* [REQUEST]
Locate the word "Mesh" in the entries below, then gather every line that holds it.

* [GIVEN RECORDS]
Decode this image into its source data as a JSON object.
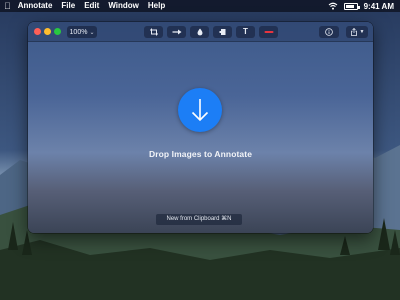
{
  "menubar": {
    "app_name": "Annotate",
    "items": [
      {
        "label": "File"
      },
      {
        "label": "Edit"
      },
      {
        "label": "Window"
      },
      {
        "label": "Help"
      }
    ],
    "time": "9:41 AM"
  },
  "window": {
    "zoom": "100%",
    "tools": [
      {
        "icon": "crop-icon"
      },
      {
        "icon": "arrow-icon"
      },
      {
        "icon": "blur-drop-icon"
      },
      {
        "icon": "highlight-icon"
      },
      {
        "icon": "text-tool-icon",
        "label": "T"
      },
      {
        "icon": "line-color-icon",
        "color": "#e8343f"
      }
    ],
    "drop_title": "Drop Images to Annotate",
    "clipboard_button": "New from Clipboard ⌘N",
    "accent_color": "#1c7ef6"
  }
}
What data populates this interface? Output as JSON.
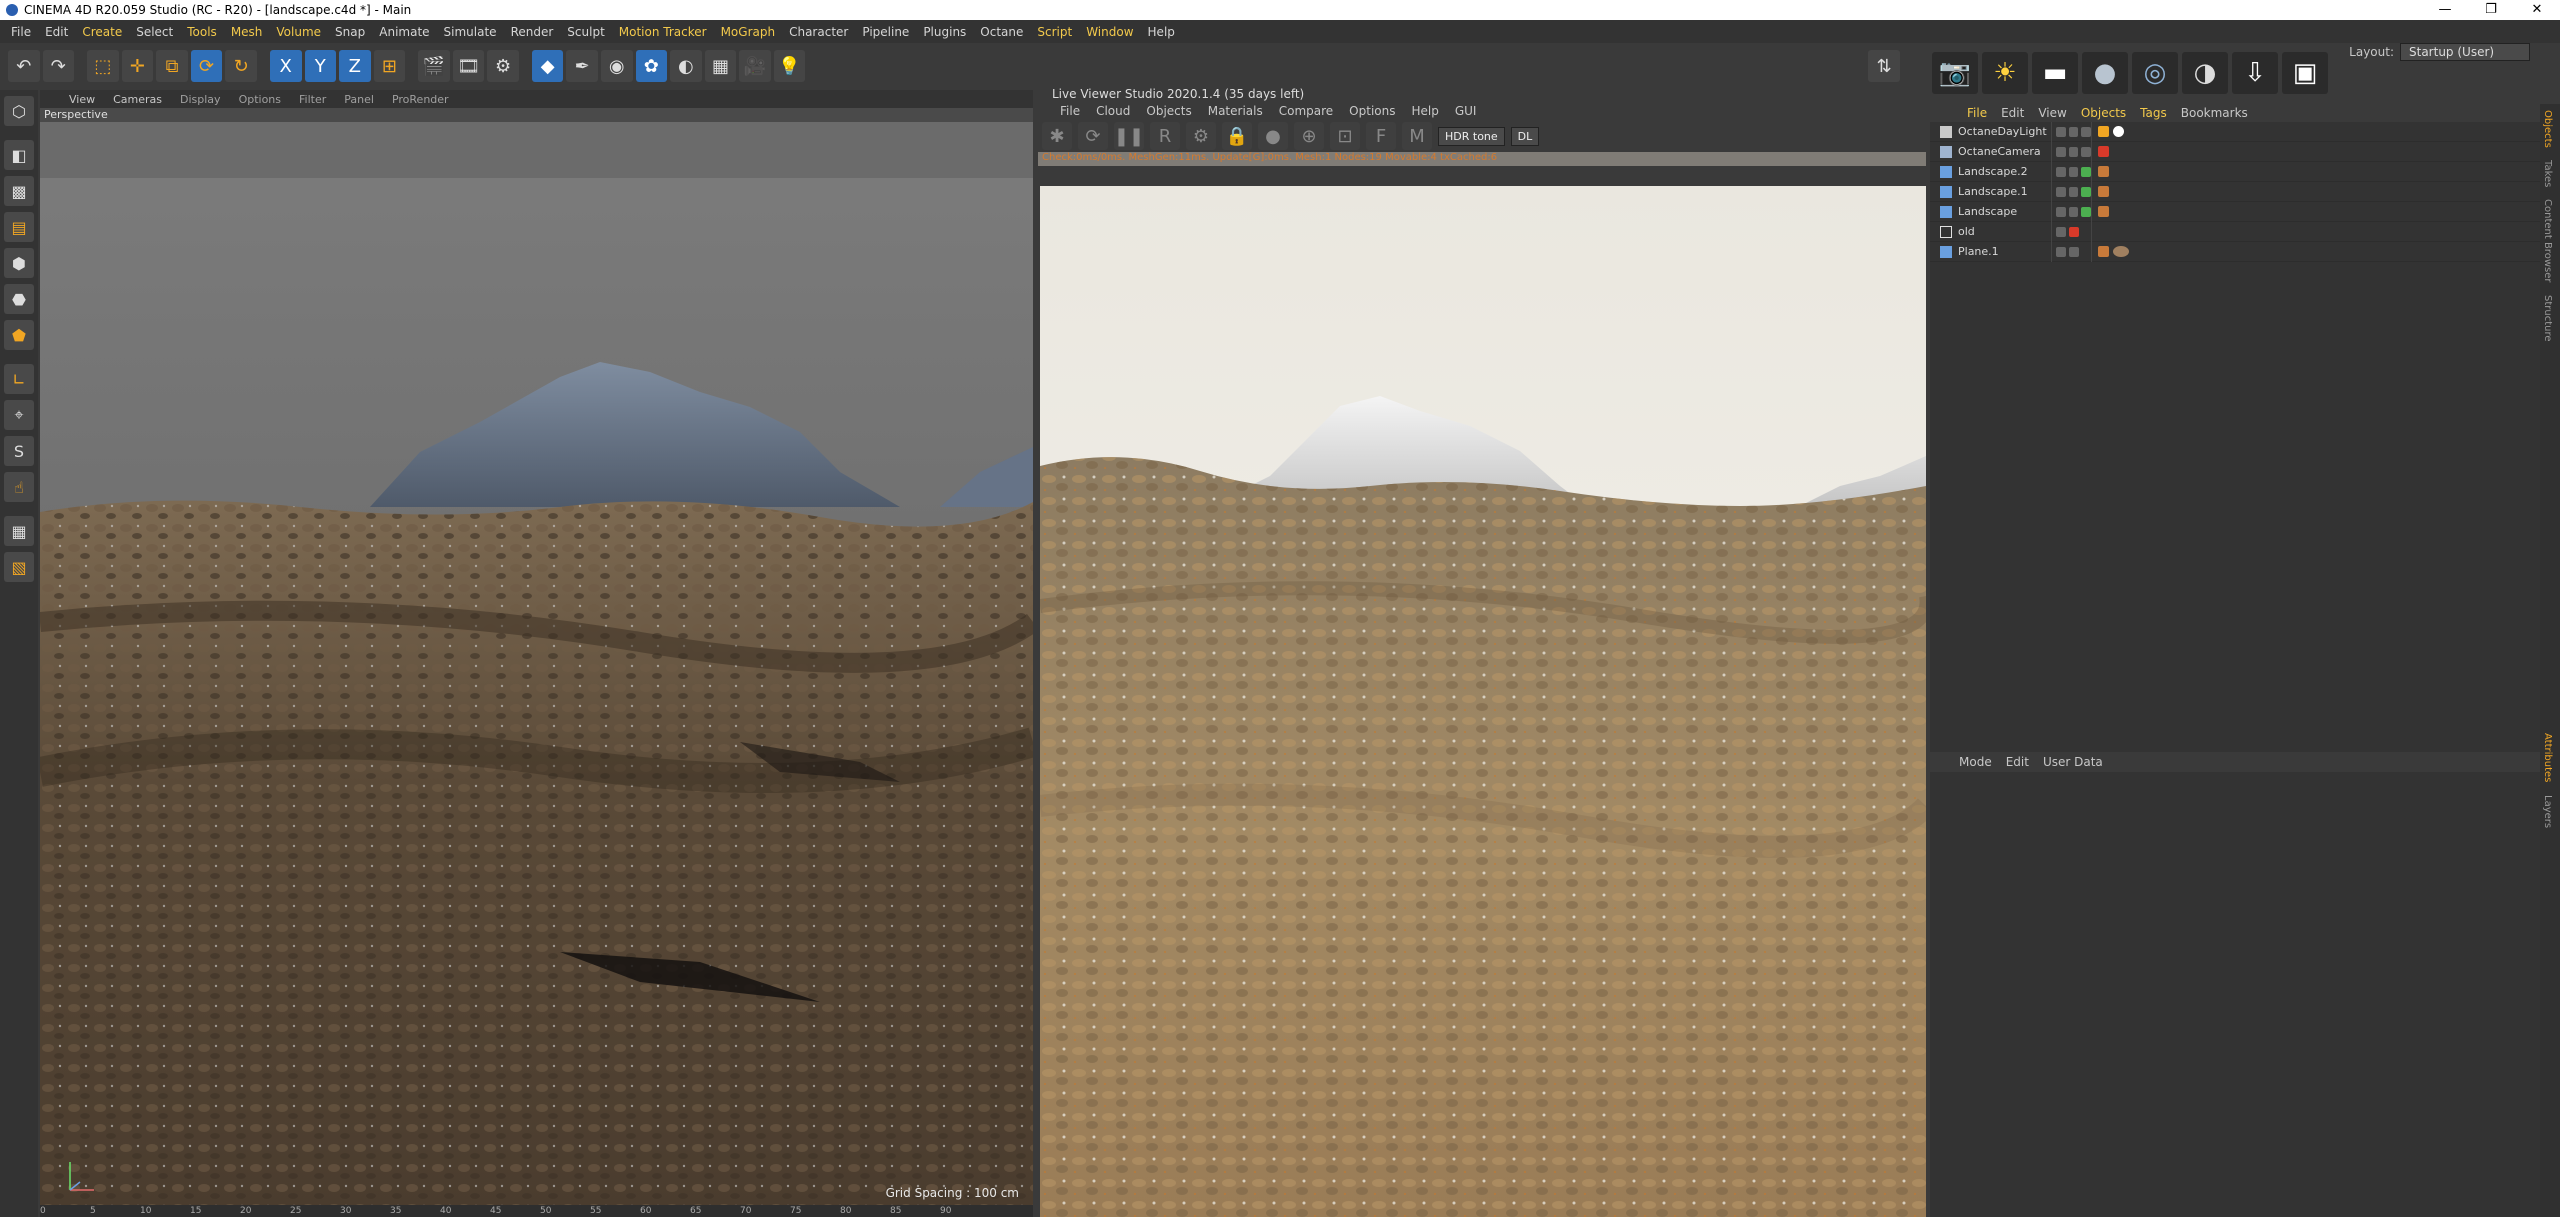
{
  "window": {
    "title": "CINEMA 4D R20.059 Studio (RC - R20) - [landscape.c4d *] - Main",
    "controls": [
      "—",
      "❐",
      "✕"
    ]
  },
  "menubar": {
    "items": [
      "File",
      "Edit",
      "Create",
      "Select",
      "Tools",
      "Mesh",
      "Volume",
      "Snap",
      "Animate",
      "Simulate",
      "Render",
      "Sculpt",
      "Motion Tracker",
      "MoGraph",
      "Character",
      "Pipeline",
      "Plugins",
      "Octane",
      "Script",
      "Window",
      "Help"
    ],
    "layout_label": "Layout:",
    "layout_value": "Startup (User)"
  },
  "toolbar": {
    "undo": "↶",
    "redo": "↷",
    "axis_x": "X",
    "axis_y": "Y",
    "axis_z": "Z"
  },
  "viewport": {
    "menu": [
      "View",
      "Cameras",
      "Display",
      "Options",
      "Filter",
      "Panel",
      "ProRender"
    ],
    "camera_label": "Perspective",
    "grid_spacing": "Grid Spacing : 100 cm"
  },
  "timeline": {
    "ticks": [
      "0",
      "5",
      "10",
      "15",
      "20",
      "25",
      "30",
      "35",
      "40",
      "45",
      "50",
      "55",
      "60",
      "65",
      "70",
      "75",
      "80",
      "85",
      "90"
    ]
  },
  "live_viewer": {
    "title": "Live Viewer Studio 2020.1.4 (35 days left)",
    "menu": [
      "File",
      "Cloud",
      "Objects",
      "Materials",
      "Compare",
      "Options",
      "Help",
      "GUI"
    ],
    "tonemap": "HDR tone",
    "kernel": "DL",
    "status": "Check:0ms/0ms. MeshGen:11ms. Update[G]:0ms. Mesh:1 Nodes:19 Movable:4 txCached:6"
  },
  "object_manager": {
    "menu": [
      "File",
      "Edit",
      "View",
      "Objects",
      "Tags",
      "Bookmarks"
    ],
    "objects": [
      {
        "name": "OctaneDayLight",
        "icon_color": "#c9c9c9",
        "tags": [
          "#f1a623",
          "#ffffff"
        ]
      },
      {
        "name": "OctaneCamera",
        "icon_color": "#9fb4d0",
        "tags": [
          "#d83a2a"
        ]
      },
      {
        "name": "Landscape.2",
        "icon_color": "#6aa0e0",
        "tags": [
          "#c87a3a"
        ]
      },
      {
        "name": "Landscape.1",
        "icon_color": "#6aa0e0",
        "tags": [
          "#c87a3a"
        ]
      },
      {
        "name": "Landscape",
        "icon_color": "#6aa0e0",
        "tags": [
          "#c87a3a"
        ]
      },
      {
        "name": "old",
        "icon_color": "#e0e0e0",
        "tags": []
      },
      {
        "name": "Plane.1",
        "icon_color": "#6aa0e0",
        "tags": [
          "#c87a3a",
          "#a08060"
        ]
      }
    ]
  },
  "attributes": {
    "menu": [
      "Mode",
      "Edit",
      "User Data"
    ]
  },
  "right_tabs": [
    "Objects",
    "Takes",
    "Content Browser",
    "Structure",
    "Attributes",
    "Layers"
  ]
}
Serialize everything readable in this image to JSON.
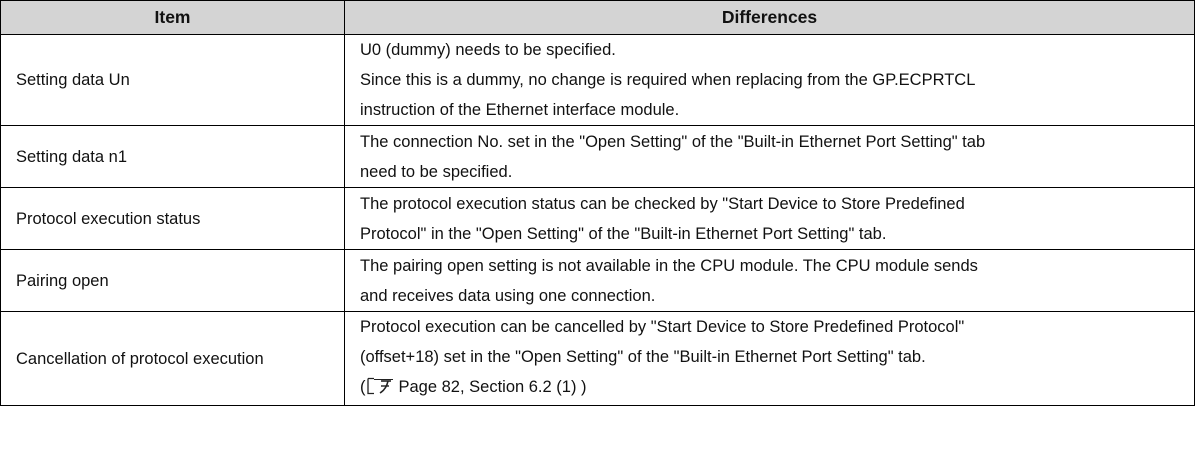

* [ANSWER TO THE TASK]
      "Mesh",
    "status": "Check:0ms/0ms. MeshGen:11ms. Update[G]:0ms. Mesh:1 Nodes:19 Movable:4 txCached:6"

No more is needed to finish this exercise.